### [DATASET]

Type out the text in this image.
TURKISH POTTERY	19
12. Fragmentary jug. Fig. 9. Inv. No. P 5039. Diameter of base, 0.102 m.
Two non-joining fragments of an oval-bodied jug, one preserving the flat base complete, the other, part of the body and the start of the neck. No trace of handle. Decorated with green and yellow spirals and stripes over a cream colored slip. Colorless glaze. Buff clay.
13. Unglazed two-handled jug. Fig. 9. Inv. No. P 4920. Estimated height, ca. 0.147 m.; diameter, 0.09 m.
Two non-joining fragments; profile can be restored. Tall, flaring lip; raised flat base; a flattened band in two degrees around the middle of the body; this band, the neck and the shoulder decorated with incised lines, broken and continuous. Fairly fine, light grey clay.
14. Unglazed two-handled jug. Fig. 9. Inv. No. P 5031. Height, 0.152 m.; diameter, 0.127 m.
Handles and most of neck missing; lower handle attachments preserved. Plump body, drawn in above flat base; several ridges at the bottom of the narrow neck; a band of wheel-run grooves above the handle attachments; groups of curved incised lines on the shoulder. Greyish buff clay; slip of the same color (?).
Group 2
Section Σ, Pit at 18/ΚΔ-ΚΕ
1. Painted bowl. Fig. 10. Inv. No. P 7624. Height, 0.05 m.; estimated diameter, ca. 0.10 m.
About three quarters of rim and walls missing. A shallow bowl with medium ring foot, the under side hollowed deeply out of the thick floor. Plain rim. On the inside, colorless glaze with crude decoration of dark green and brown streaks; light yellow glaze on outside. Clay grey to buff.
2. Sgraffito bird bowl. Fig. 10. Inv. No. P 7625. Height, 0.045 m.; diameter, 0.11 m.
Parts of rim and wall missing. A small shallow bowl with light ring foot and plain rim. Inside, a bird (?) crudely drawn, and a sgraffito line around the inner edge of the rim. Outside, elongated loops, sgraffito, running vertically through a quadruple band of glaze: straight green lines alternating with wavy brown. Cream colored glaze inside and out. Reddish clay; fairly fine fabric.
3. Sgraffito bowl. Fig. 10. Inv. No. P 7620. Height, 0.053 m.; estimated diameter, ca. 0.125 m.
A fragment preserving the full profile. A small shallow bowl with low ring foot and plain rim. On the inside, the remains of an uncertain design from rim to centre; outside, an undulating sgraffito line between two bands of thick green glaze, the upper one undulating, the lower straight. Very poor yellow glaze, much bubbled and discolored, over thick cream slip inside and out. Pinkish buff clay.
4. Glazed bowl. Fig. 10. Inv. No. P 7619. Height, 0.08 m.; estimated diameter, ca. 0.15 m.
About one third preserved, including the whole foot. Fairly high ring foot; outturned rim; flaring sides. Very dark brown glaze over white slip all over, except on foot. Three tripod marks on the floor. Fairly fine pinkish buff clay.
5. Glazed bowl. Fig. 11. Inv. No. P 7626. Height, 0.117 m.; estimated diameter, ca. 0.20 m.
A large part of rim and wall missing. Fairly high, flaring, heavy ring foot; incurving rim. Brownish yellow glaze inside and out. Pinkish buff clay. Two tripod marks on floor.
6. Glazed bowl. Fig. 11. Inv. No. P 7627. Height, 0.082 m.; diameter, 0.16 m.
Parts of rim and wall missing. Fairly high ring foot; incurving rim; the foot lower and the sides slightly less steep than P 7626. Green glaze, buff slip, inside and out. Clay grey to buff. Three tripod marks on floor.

* * *

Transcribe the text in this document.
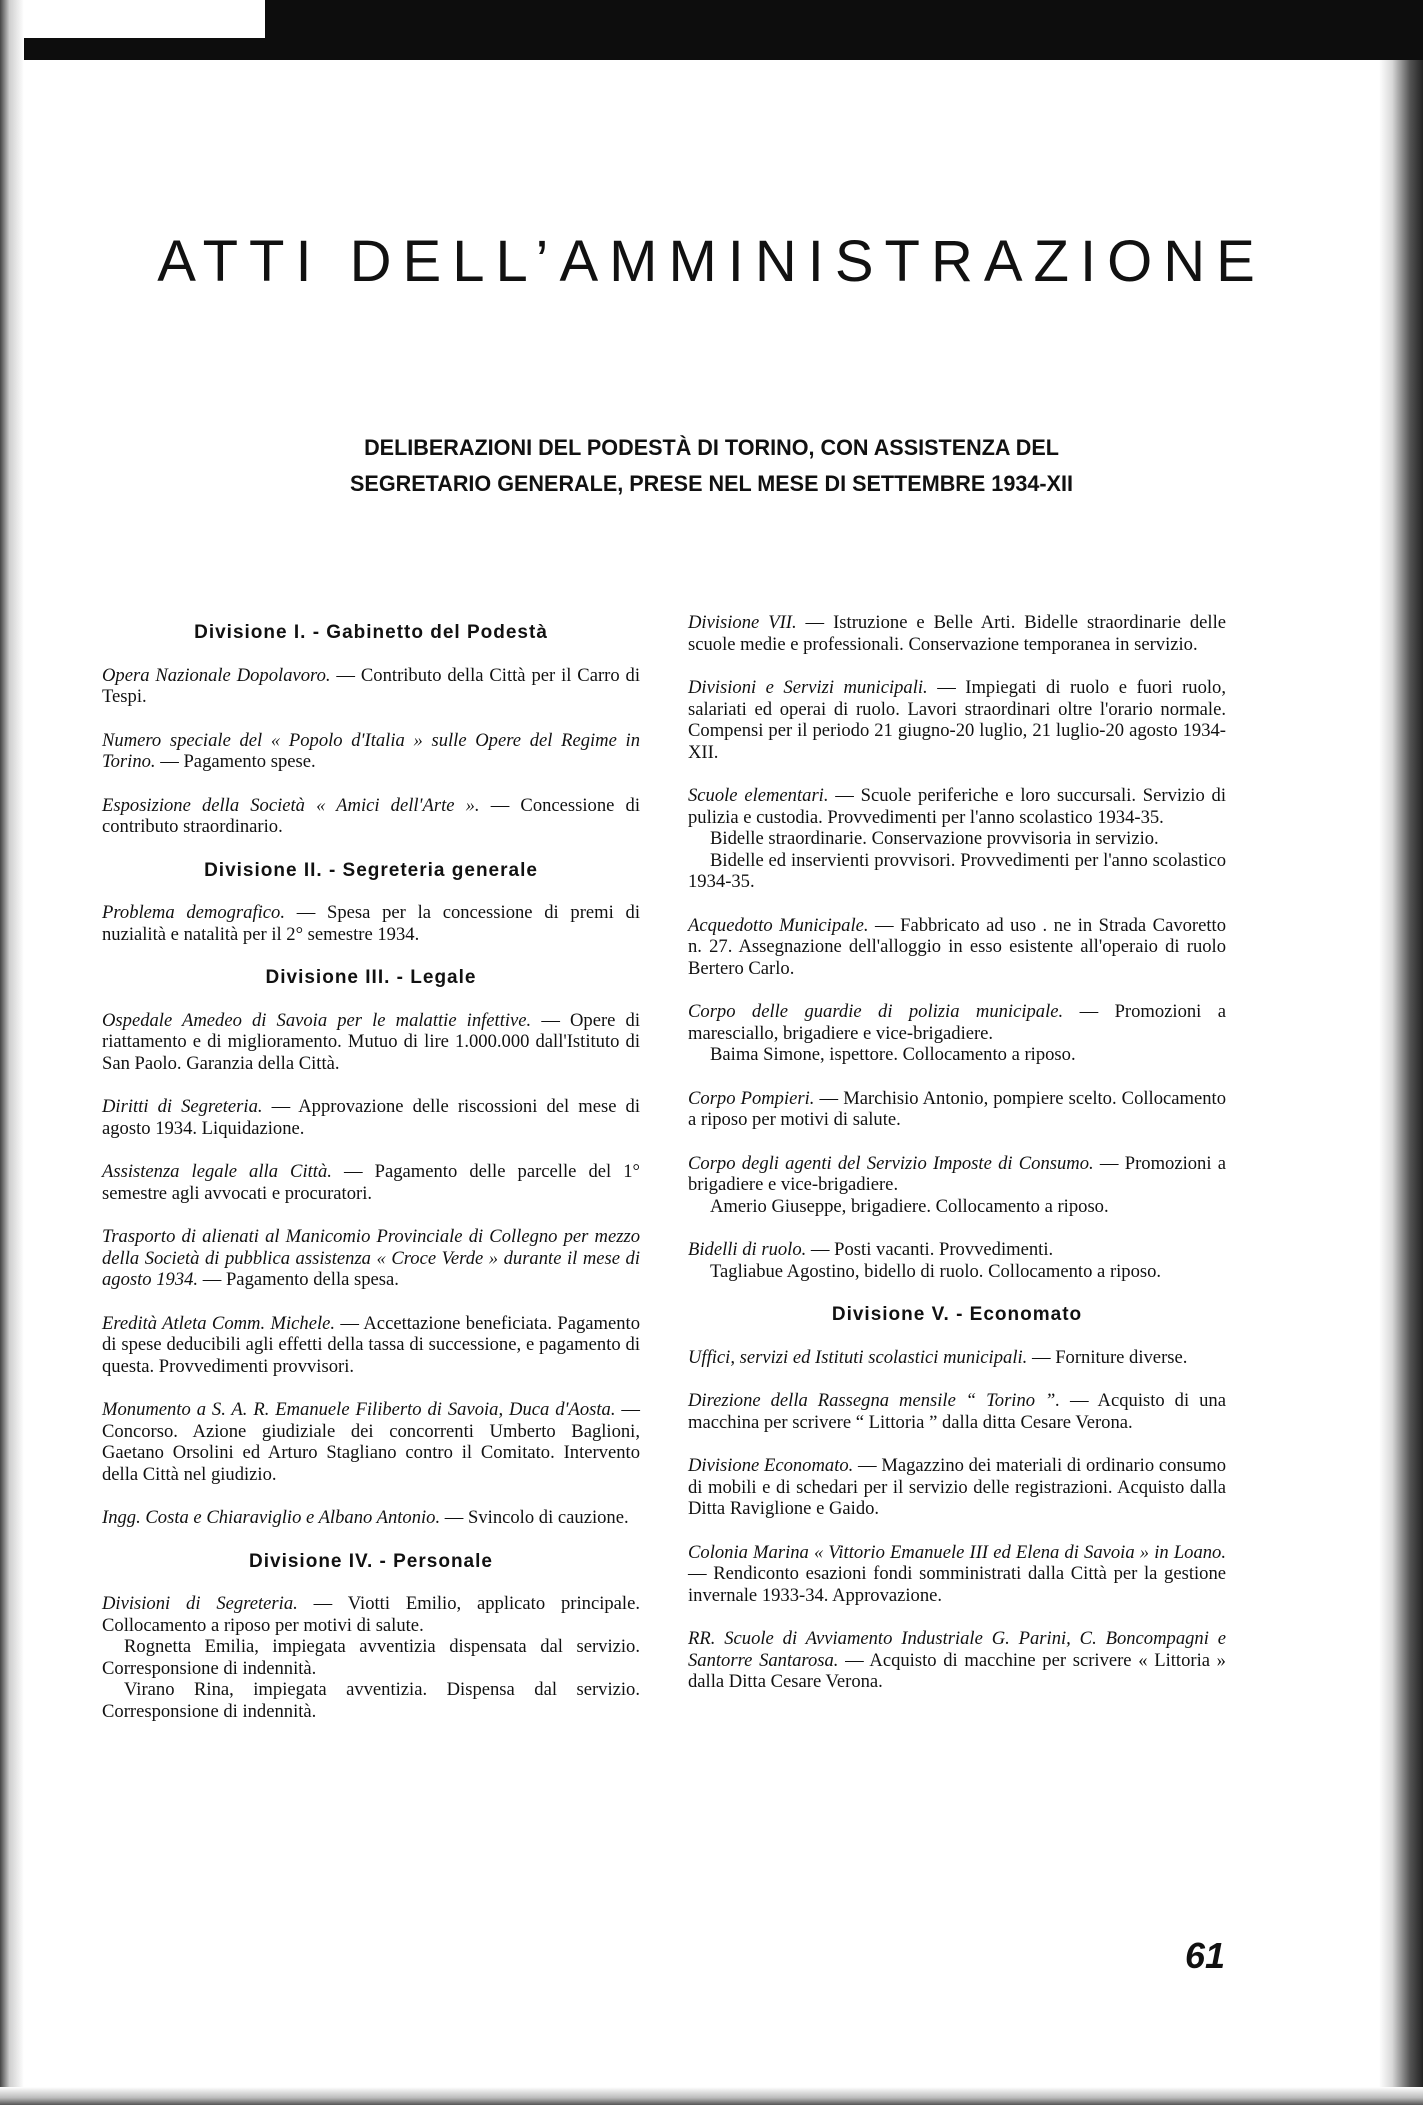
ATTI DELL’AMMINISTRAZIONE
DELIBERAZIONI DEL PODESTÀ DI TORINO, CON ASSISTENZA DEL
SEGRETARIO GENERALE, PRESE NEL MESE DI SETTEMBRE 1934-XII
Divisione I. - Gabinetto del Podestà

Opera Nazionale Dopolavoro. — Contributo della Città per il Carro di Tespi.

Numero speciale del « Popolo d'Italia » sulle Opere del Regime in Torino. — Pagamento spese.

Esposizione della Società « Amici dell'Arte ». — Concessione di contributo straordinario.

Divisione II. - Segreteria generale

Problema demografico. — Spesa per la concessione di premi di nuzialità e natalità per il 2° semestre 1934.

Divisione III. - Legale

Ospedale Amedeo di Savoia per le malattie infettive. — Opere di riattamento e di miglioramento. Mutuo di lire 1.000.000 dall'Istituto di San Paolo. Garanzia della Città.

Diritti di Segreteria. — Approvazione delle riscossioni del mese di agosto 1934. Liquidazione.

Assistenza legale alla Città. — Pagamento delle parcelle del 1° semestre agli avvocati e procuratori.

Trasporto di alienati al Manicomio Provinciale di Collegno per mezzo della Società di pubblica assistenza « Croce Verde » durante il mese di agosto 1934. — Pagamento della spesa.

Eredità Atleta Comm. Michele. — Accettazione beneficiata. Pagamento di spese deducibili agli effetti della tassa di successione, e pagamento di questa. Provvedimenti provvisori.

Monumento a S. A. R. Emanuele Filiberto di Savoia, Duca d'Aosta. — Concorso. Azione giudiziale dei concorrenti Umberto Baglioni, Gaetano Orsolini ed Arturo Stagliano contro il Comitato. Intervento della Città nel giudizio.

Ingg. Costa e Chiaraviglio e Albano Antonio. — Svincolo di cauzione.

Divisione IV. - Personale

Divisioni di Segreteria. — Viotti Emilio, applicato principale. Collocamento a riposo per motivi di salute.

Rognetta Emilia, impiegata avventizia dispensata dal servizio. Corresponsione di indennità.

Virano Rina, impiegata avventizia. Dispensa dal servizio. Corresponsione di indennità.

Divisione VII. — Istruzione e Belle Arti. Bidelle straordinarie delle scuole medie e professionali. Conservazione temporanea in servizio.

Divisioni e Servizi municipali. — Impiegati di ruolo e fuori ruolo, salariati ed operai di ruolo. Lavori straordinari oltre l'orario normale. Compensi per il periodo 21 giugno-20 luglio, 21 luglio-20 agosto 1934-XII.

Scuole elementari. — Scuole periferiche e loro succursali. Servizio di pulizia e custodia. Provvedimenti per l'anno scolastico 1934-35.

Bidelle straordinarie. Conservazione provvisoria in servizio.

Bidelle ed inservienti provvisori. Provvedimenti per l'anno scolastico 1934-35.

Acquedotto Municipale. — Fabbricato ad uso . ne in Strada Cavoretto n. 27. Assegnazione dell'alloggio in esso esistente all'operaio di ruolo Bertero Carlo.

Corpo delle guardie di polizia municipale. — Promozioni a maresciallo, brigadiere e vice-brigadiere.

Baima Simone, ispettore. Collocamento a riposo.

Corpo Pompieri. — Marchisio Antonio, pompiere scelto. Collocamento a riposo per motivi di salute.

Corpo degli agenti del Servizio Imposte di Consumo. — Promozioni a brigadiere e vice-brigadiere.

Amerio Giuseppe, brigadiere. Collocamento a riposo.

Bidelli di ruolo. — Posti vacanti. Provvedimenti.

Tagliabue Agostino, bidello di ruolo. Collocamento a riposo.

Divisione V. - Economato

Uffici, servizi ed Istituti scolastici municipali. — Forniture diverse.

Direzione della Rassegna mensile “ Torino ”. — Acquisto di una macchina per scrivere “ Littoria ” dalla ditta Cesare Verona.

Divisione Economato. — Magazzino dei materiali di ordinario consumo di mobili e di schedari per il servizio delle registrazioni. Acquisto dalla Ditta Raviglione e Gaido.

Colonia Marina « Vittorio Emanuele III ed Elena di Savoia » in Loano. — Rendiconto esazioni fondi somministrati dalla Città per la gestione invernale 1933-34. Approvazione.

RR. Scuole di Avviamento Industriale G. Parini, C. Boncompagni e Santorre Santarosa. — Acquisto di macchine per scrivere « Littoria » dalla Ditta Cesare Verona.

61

### [AIM]
Copy each line above that contains the word "straordinarie".

### [TASK OUTPUT]
Divisione VII. — Istruzione e Belle Arti. Bidelle straordinarie delle scuole medie e professionali. Conservazione temporanea in servizio.
Bidelle straordinarie. Conservazione provvisoria in servizio.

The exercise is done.